#### Set task:
Reproduce each record exactly.

(Extracted records)
--------

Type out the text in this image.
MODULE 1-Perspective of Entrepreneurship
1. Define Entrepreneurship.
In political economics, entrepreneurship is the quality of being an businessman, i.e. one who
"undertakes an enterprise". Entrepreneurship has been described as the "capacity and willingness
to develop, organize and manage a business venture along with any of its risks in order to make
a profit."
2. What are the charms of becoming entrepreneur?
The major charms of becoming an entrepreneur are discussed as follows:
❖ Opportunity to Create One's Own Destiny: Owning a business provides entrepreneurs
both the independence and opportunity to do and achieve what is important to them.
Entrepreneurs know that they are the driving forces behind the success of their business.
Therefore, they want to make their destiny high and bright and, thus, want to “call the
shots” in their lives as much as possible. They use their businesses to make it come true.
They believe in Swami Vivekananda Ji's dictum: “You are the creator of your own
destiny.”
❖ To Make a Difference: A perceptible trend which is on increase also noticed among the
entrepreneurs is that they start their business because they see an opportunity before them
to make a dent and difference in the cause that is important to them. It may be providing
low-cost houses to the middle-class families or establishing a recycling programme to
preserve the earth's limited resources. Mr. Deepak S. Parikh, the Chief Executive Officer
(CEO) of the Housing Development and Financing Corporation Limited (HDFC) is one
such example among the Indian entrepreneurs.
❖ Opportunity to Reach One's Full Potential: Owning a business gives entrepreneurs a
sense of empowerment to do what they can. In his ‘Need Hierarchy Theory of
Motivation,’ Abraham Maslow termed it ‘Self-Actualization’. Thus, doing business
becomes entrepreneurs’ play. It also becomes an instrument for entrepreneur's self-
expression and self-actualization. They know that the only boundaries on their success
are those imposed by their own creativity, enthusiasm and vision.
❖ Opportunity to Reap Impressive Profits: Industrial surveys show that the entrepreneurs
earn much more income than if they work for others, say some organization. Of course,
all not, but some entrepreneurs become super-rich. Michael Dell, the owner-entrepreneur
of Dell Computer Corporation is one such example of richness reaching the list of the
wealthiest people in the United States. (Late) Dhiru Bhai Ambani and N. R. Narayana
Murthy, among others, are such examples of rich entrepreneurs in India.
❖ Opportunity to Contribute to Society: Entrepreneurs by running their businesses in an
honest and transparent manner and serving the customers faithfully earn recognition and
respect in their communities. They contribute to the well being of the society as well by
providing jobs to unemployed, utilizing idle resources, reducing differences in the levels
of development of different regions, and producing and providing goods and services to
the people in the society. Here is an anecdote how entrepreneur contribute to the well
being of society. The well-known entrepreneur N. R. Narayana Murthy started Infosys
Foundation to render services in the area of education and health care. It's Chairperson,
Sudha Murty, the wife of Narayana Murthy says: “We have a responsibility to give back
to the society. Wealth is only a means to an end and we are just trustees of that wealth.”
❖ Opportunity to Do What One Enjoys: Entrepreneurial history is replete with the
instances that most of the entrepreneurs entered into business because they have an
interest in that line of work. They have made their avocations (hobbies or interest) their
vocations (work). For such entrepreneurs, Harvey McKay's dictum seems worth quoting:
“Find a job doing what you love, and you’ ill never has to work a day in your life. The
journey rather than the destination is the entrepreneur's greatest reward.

--------

#### Final answer:
Type out the text in this image.
MODULE 1-Perspective of Entrepreneurship
1. Define Entrepreneurship.
In political economics, entrepreneurship is the quality of being an businessman, i.e. one who
"undertakes an enterprise". Entrepreneurship has been described as the "capacity and willingness
to develop, organize and manage a business venture along with any of its risks in order to make
a profit."
2. What are the charms of becoming entrepreneur?
The major charms of becoming an entrepreneur are discussed as follows:
❖ Opportunity to Create One's Own Destiny: Owning a business provides entrepreneurs
both the independence and opportunity to do and achieve what is important to them.
Entrepreneurs know that they are the driving forces behind the success of their business.
Therefore, they want to make their destiny high and bright and, thus, want to “call the
shots” in their lives as much as possible. They use their businesses to make it come true.
They believe in Swami Vivekananda Ji's dictum: “You are the creator of your own
destiny.”
❖ To Make a Difference: A perceptible trend which is on increase also noticed among the
entrepreneurs is that they start their business because they see an opportunity before them
to make a dent and difference in the cause that is important to them. It may be providing
low-cost houses to the middle-class families or establishing a recycling programme to
preserve the earth's limited resources. Mr. Deepak S. Parikh, the Chief Executive Officer
(CEO) of the Housing Development and Financing Corporation Limited (HDFC) is one
such example among the Indian entrepreneurs.
❖ Opportunity to Reach One's Full Potential: Owning a business gives entrepreneurs a
sense of empowerment to do what they can. In his ‘Need Hierarchy Theory of
Motivation,’ Abraham Maslow termed it ‘Self-Actualization’. Thus, doing business
becomes entrepreneurs’ play. It also becomes an instrument for entrepreneur's self-
expression and self-actualization. They know that the only boundaries on their success
are those imposed by their own creativity, enthusiasm and vision.
❖ Opportunity to Reap Impressive Profits: Industrial surveys show that the entrepreneurs
earn much more income than if they work for others, say some organization. Of course,
all not, but some entrepreneurs become super-rich. Michael Dell, the owner-entrepreneur
of Dell Computer Corporation is one such example of richness reaching the list of the
wealthiest people in the United States. (Late) Dhiru Bhai Ambani and N. R. Narayana
Murthy, among others, are such examples of rich entrepreneurs in India.
❖ Opportunity to Contribute to Society: Entrepreneurs by running their businesses in an
honest and transparent manner and serving the customers faithfully earn recognition and
respect in their communities. They contribute to the well being of the society as well by
providing jobs to unemployed, utilizing idle resources, reducing differences in the levels
of development of different regions, and producing and providing goods and services to
the people in the society. Here is an anecdote how entrepreneur contribute to the well
being of society. The well-known entrepreneur N. R. Narayana Murthy started Infosys
Foundation to render services in the area of education and health care. It's Chairperson,
Sudha Murty, the wife of Narayana Murthy says: “We have a responsibility to give back
to the society. Wealth is only a means to an end and we are just trustees of that wealth.”
❖ Opportunity to Do What One Enjoys: Entrepreneurial history is replete with the
instances that most of the entrepreneurs entered into business because they have an
interest in that line of work. They have made their avocations (hobbies or interest) their
vocations (work). For such entrepreneurs, Harvey McKay's dictum seems worth quoting:
“Find a job doing what you love, and you’ ill never has to work a day in your life. The
journey rather than the destination is the entrepreneur's greatest reward.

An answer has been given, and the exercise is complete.